*Problem to solve*: Return the entries verbatim and drop every picture.

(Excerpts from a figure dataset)
-- Begin --

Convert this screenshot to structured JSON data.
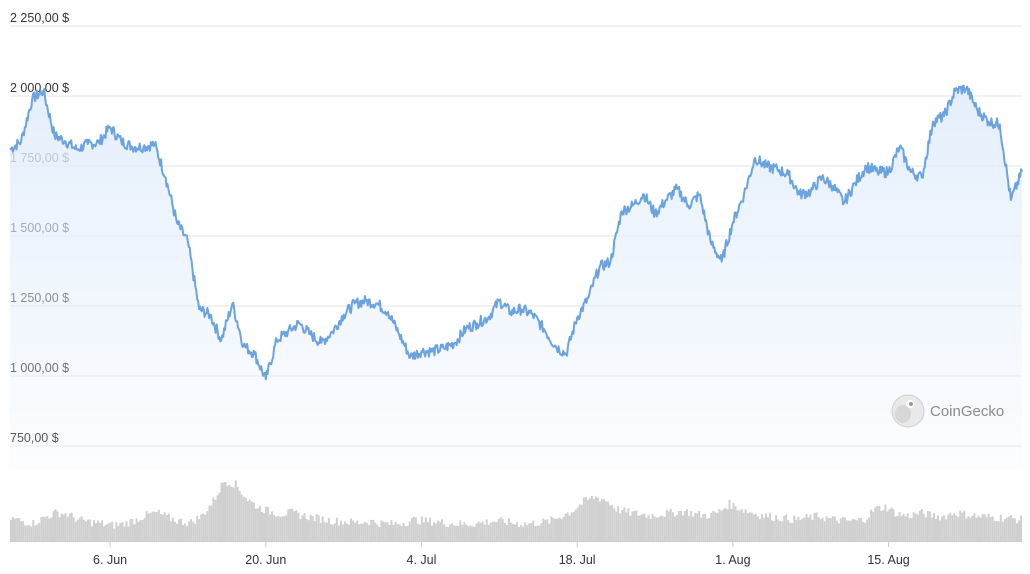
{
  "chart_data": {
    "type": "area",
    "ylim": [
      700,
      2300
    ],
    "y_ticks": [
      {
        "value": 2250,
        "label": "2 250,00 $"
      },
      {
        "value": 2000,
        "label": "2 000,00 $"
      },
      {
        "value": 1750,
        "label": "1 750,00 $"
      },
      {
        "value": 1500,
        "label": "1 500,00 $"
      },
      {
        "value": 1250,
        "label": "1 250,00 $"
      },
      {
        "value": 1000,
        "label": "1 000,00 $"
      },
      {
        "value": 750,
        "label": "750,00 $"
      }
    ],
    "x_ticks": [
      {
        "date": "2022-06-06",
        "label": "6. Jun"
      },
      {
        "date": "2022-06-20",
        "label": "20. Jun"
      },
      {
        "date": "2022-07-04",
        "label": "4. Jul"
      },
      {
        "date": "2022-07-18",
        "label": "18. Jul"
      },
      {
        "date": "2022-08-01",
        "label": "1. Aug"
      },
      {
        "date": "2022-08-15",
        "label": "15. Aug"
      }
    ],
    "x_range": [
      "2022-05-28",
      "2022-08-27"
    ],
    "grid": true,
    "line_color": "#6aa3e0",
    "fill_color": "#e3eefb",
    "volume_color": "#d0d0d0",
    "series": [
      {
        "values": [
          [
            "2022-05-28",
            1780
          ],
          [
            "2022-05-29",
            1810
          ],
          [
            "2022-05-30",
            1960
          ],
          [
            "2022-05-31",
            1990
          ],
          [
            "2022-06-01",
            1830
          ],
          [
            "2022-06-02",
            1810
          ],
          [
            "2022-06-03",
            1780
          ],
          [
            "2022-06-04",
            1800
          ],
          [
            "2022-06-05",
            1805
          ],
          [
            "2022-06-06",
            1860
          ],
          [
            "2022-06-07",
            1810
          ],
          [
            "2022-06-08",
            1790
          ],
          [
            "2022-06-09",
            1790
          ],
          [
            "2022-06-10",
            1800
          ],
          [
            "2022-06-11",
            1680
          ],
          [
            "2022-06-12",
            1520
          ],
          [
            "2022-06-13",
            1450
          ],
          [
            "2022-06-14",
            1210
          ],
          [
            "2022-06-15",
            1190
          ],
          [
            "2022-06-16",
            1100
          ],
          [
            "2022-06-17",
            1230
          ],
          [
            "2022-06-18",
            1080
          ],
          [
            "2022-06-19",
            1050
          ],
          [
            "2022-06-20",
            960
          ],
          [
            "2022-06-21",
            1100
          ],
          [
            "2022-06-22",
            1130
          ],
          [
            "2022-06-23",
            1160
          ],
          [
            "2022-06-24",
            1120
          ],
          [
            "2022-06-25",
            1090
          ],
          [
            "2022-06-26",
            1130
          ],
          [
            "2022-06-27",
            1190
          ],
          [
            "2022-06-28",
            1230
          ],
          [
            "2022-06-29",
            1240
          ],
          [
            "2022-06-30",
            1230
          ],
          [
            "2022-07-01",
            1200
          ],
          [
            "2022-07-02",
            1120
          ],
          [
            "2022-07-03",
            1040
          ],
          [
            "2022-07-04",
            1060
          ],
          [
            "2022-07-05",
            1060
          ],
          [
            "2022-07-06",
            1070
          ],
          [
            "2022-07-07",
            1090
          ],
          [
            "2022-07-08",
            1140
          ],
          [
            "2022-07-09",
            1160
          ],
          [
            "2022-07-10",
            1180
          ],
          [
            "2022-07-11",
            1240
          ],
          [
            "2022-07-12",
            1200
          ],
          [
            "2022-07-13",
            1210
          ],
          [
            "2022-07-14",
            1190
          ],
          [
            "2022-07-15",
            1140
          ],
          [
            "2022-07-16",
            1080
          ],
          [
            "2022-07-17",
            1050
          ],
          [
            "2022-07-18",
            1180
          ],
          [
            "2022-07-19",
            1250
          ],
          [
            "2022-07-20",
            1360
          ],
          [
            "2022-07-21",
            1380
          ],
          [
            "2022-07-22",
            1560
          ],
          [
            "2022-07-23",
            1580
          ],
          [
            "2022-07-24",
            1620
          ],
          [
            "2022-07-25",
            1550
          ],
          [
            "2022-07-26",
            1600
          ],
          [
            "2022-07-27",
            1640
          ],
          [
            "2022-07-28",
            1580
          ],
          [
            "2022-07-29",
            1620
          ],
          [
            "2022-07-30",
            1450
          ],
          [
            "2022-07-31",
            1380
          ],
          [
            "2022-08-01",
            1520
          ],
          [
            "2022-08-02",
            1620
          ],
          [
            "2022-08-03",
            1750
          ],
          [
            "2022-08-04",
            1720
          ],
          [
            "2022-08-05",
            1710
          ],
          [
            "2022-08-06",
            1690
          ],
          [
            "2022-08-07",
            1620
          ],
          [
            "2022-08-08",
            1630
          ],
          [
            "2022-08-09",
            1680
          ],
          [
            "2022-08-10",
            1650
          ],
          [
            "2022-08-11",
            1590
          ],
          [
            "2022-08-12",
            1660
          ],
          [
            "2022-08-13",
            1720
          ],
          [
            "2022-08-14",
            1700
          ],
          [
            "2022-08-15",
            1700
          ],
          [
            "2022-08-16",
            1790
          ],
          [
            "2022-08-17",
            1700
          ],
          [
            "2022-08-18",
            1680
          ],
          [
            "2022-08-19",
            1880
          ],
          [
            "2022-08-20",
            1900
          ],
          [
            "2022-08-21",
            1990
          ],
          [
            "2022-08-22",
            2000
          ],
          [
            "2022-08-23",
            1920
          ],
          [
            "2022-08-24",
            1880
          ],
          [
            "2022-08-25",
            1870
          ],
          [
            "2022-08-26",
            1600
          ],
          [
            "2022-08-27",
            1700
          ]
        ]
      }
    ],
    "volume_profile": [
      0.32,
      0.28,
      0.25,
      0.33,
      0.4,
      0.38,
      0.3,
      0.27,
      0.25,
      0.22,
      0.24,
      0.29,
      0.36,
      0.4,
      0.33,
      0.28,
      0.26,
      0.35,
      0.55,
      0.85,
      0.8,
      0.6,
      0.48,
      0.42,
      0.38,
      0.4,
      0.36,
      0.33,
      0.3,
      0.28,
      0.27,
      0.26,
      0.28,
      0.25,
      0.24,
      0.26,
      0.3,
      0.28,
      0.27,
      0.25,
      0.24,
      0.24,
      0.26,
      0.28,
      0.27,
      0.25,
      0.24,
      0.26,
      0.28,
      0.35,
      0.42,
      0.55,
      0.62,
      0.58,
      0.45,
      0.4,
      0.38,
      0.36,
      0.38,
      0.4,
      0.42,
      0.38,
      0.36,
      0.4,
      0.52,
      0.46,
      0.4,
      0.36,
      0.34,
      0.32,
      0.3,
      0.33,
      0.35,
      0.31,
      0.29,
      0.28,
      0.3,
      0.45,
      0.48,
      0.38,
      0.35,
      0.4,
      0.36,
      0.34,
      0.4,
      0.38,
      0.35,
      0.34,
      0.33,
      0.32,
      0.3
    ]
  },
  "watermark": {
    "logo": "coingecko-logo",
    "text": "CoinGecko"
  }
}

-- End --

*Reply*:
Convert this screenshot to structured JSON data.
{
  "chart_data": {
    "type": "area",
    "ylim": [
      700,
      2300
    ],
    "y_ticks": [
      {
        "value": 2250,
        "label": "2 250,00 $"
      },
      {
        "value": 2000,
        "label": "2 000,00 $"
      },
      {
        "value": 1750,
        "label": "1 750,00 $"
      },
      {
        "value": 1500,
        "label": "1 500,00 $"
      },
      {
        "value": 1250,
        "label": "1 250,00 $"
      },
      {
        "value": 1000,
        "label": "1 000,00 $"
      },
      {
        "value": 750,
        "label": "750,00 $"
      }
    ],
    "x_ticks": [
      {
        "date": "2022-06-06",
        "label": "6. Jun"
      },
      {
        "date": "2022-06-20",
        "label": "20. Jun"
      },
      {
        "date": "2022-07-04",
        "label": "4. Jul"
      },
      {
        "date": "2022-07-18",
        "label": "18. Jul"
      },
      {
        "date": "2022-08-01",
        "label": "1. Aug"
      },
      {
        "date": "2022-08-15",
        "label": "15. Aug"
      }
    ],
    "x_range": [
      "2022-05-28",
      "2022-08-27"
    ],
    "grid": true,
    "line_color": "#6aa3e0",
    "fill_color": "#e3eefb",
    "volume_color": "#d0d0d0",
    "series": [
      {
        "values": [
          [
            "2022-05-28",
            1780
          ],
          [
            "2022-05-29",
            1810
          ],
          [
            "2022-05-30",
            1960
          ],
          [
            "2022-05-31",
            1990
          ],
          [
            "2022-06-01",
            1830
          ],
          [
            "2022-06-02",
            1810
          ],
          [
            "2022-06-03",
            1780
          ],
          [
            "2022-06-04",
            1800
          ],
          [
            "2022-06-05",
            1805
          ],
          [
            "2022-06-06",
            1860
          ],
          [
            "2022-06-07",
            1810
          ],
          [
            "2022-06-08",
            1790
          ],
          [
            "2022-06-09",
            1790
          ],
          [
            "2022-06-10",
            1800
          ],
          [
            "2022-06-11",
            1680
          ],
          [
            "2022-06-12",
            1520
          ],
          [
            "2022-06-13",
            1450
          ],
          [
            "2022-06-14",
            1210
          ],
          [
            "2022-06-15",
            1190
          ],
          [
            "2022-06-16",
            1100
          ],
          [
            "2022-06-17",
            1230
          ],
          [
            "2022-06-18",
            1080
          ],
          [
            "2022-06-19",
            1050
          ],
          [
            "2022-06-20",
            960
          ],
          [
            "2022-06-21",
            1100
          ],
          [
            "2022-06-22",
            1130
          ],
          [
            "2022-06-23",
            1160
          ],
          [
            "2022-06-24",
            1120
          ],
          [
            "2022-06-25",
            1090
          ],
          [
            "2022-06-26",
            1130
          ],
          [
            "2022-06-27",
            1190
          ],
          [
            "2022-06-28",
            1230
          ],
          [
            "2022-06-29",
            1240
          ],
          [
            "2022-06-30",
            1230
          ],
          [
            "2022-07-01",
            1200
          ],
          [
            "2022-07-02",
            1120
          ],
          [
            "2022-07-03",
            1040
          ],
          [
            "2022-07-04",
            1060
          ],
          [
            "2022-07-05",
            1060
          ],
          [
            "2022-07-06",
            1070
          ],
          [
            "2022-07-07",
            1090
          ],
          [
            "2022-07-08",
            1140
          ],
          [
            "2022-07-09",
            1160
          ],
          [
            "2022-07-10",
            1180
          ],
          [
            "2022-07-11",
            1240
          ],
          [
            "2022-07-12",
            1200
          ],
          [
            "2022-07-13",
            1210
          ],
          [
            "2022-07-14",
            1190
          ],
          [
            "2022-07-15",
            1140
          ],
          [
            "2022-07-16",
            1080
          ],
          [
            "2022-07-17",
            1050
          ],
          [
            "2022-07-18",
            1180
          ],
          [
            "2022-07-19",
            1250
          ],
          [
            "2022-07-20",
            1360
          ],
          [
            "2022-07-21",
            1380
          ],
          [
            "2022-07-22",
            1560
          ],
          [
            "2022-07-23",
            1580
          ],
          [
            "2022-07-24",
            1620
          ],
          [
            "2022-07-25",
            1550
          ],
          [
            "2022-07-26",
            1600
          ],
          [
            "2022-07-27",
            1640
          ],
          [
            "2022-07-28",
            1580
          ],
          [
            "2022-07-29",
            1620
          ],
          [
            "2022-07-30",
            1450
          ],
          [
            "2022-07-31",
            1380
          ],
          [
            "2022-08-01",
            1520
          ],
          [
            "2022-08-02",
            1620
          ],
          [
            "2022-08-03",
            1750
          ],
          [
            "2022-08-04",
            1720
          ],
          [
            "2022-08-05",
            1710
          ],
          [
            "2022-08-06",
            1690
          ],
          [
            "2022-08-07",
            1620
          ],
          [
            "2022-08-08",
            1630
          ],
          [
            "2022-08-09",
            1680
          ],
          [
            "2022-08-10",
            1650
          ],
          [
            "2022-08-11",
            1590
          ],
          [
            "2022-08-12",
            1660
          ],
          [
            "2022-08-13",
            1720
          ],
          [
            "2022-08-14",
            1700
          ],
          [
            "2022-08-15",
            1700
          ],
          [
            "2022-08-16",
            1790
          ],
          [
            "2022-08-17",
            1700
          ],
          [
            "2022-08-18",
            1680
          ],
          [
            "2022-08-19",
            1880
          ],
          [
            "2022-08-20",
            1900
          ],
          [
            "2022-08-21",
            1990
          ],
          [
            "2022-08-22",
            2000
          ],
          [
            "2022-08-23",
            1920
          ],
          [
            "2022-08-24",
            1880
          ],
          [
            "2022-08-25",
            1870
          ],
          [
            "2022-08-26",
            1600
          ],
          [
            "2022-08-27",
            1700
          ]
        ]
      }
    ],
    "volume_profile": [
      0.32,
      0.28,
      0.25,
      0.33,
      0.4,
      0.38,
      0.3,
      0.27,
      0.25,
      0.22,
      0.24,
      0.29,
      0.36,
      0.4,
      0.33,
      0.28,
      0.26,
      0.35,
      0.55,
      0.85,
      0.8,
      0.6,
      0.48,
      0.42,
      0.38,
      0.4,
      0.36,
      0.33,
      0.3,
      0.28,
      0.27,
      0.26,
      0.28,
      0.25,
      0.24,
      0.26,
      0.3,
      0.28,
      0.27,
      0.25,
      0.24,
      0.24,
      0.26,
      0.28,
      0.27,
      0.25,
      0.24,
      0.26,
      0.28,
      0.35,
      0.42,
      0.55,
      0.62,
      0.58,
      0.45,
      0.4,
      0.38,
      0.36,
      0.38,
      0.4,
      0.42,
      0.38,
      0.36,
      0.4,
      0.52,
      0.46,
      0.4,
      0.36,
      0.34,
      0.32,
      0.3,
      0.33,
      0.35,
      0.31,
      0.29,
      0.28,
      0.3,
      0.45,
      0.48,
      0.38,
      0.35,
      0.4,
      0.36,
      0.34,
      0.4,
      0.38,
      0.35,
      0.34,
      0.33,
      0.32,
      0.3
    ]
  },
  "watermark": {
    "logo": "coingecko-logo",
    "text": "CoinGecko"
  }
}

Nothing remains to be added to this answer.